• Records
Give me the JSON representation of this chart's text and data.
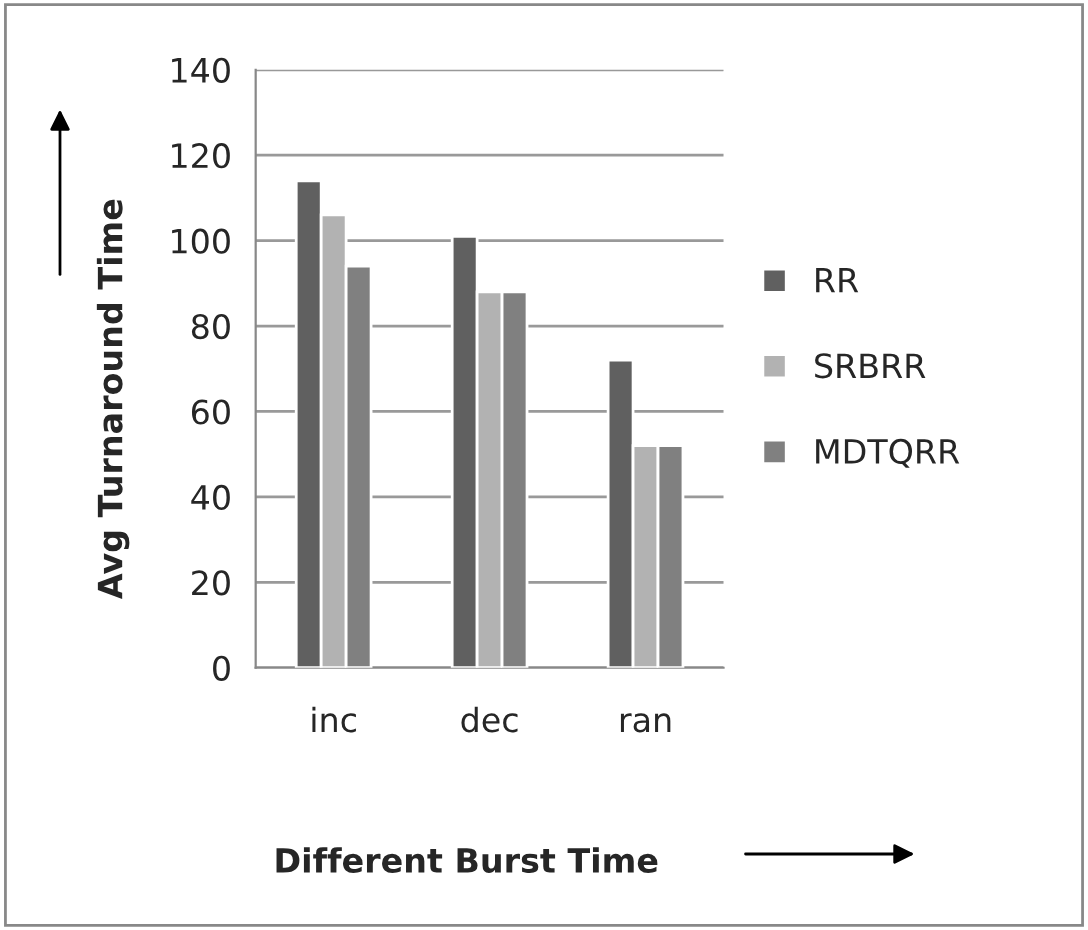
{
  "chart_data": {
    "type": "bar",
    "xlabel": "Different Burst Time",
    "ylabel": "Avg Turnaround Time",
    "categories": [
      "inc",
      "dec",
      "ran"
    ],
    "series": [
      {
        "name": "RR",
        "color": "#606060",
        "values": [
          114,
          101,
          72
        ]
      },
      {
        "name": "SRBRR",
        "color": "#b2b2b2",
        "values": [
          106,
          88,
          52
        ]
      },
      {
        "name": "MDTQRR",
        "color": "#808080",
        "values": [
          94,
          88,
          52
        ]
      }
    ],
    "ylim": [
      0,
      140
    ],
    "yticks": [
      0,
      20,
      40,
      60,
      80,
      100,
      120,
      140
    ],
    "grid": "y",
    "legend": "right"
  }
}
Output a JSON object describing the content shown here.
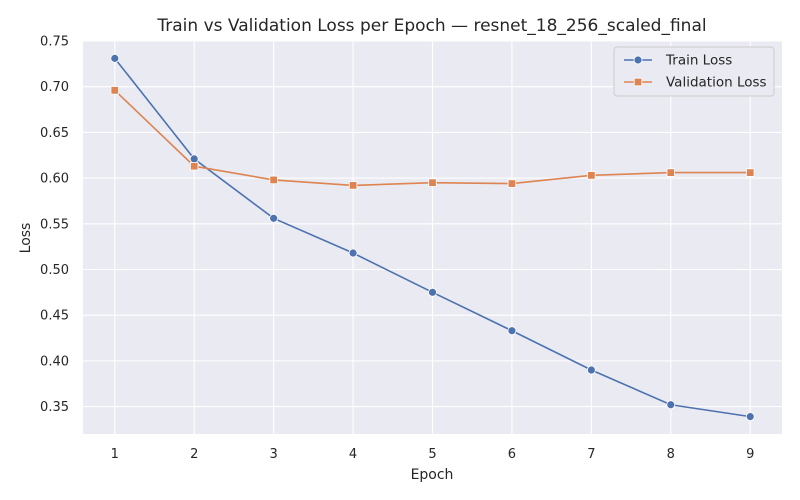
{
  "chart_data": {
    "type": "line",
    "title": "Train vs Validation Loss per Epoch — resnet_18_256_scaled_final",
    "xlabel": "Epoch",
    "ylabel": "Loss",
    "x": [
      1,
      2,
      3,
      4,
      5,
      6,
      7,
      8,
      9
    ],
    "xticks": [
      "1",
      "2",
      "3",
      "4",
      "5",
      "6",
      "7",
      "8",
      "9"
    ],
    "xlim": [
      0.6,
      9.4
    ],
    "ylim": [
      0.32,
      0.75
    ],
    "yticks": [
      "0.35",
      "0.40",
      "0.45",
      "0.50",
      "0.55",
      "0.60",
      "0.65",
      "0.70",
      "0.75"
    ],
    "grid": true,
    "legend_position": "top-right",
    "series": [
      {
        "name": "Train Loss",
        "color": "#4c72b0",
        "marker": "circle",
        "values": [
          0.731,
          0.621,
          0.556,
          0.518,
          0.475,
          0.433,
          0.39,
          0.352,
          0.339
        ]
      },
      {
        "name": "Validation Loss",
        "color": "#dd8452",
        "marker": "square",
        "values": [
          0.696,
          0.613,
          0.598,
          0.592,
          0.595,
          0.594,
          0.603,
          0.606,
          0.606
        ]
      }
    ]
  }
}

• Work required
Take the listing above and restate it word for word, without its pictures.

• Answer to this exercise
Give me the JSON representation of this chart's text and data.
{
  "chart_data": {
    "type": "bar",
    "xlabel": "Different Burst Time",
    "ylabel": "Avg Turnaround Time",
    "categories": [
      "inc",
      "dec",
      "ran"
    ],
    "series": [
      {
        "name": "RR",
        "color": "#606060",
        "values": [
          114,
          101,
          72
        ]
      },
      {
        "name": "SRBRR",
        "color": "#b2b2b2",
        "values": [
          106,
          88,
          52
        ]
      },
      {
        "name": "MDTQRR",
        "color": "#808080",
        "values": [
          94,
          88,
          52
        ]
      }
    ],
    "ylim": [
      0,
      140
    ],
    "yticks": [
      0,
      20,
      40,
      60,
      80,
      100,
      120,
      140
    ],
    "grid": "y",
    "legend": "right"
  }
}
Output a JSON object describing the content shown here.
{
  "chart_data": {
    "type": "line",
    "title": "Train vs Validation Loss per Epoch — resnet_18_256_scaled_final",
    "xlabel": "Epoch",
    "ylabel": "Loss",
    "x": [
      1,
      2,
      3,
      4,
      5,
      6,
      7,
      8,
      9
    ],
    "xticks": [
      "1",
      "2",
      "3",
      "4",
      "5",
      "6",
      "7",
      "8",
      "9"
    ],
    "xlim": [
      0.6,
      9.4
    ],
    "ylim": [
      0.32,
      0.75
    ],
    "yticks": [
      "0.35",
      "0.40",
      "0.45",
      "0.50",
      "0.55",
      "0.60",
      "0.65",
      "0.70",
      "0.75"
    ],
    "grid": true,
    "legend_position": "top-right",
    "series": [
      {
        "name": "Train Loss",
        "color": "#4c72b0",
        "marker": "circle",
        "values": [
          0.731,
          0.621,
          0.556,
          0.518,
          0.475,
          0.433,
          0.39,
          0.352,
          0.339
        ]
      },
      {
        "name": "Validation Loss",
        "color": "#dd8452",
        "marker": "square",
        "values": [
          0.696,
          0.613,
          0.598,
          0.592,
          0.595,
          0.594,
          0.603,
          0.606,
          0.606
        ]
      }
    ]
  }
}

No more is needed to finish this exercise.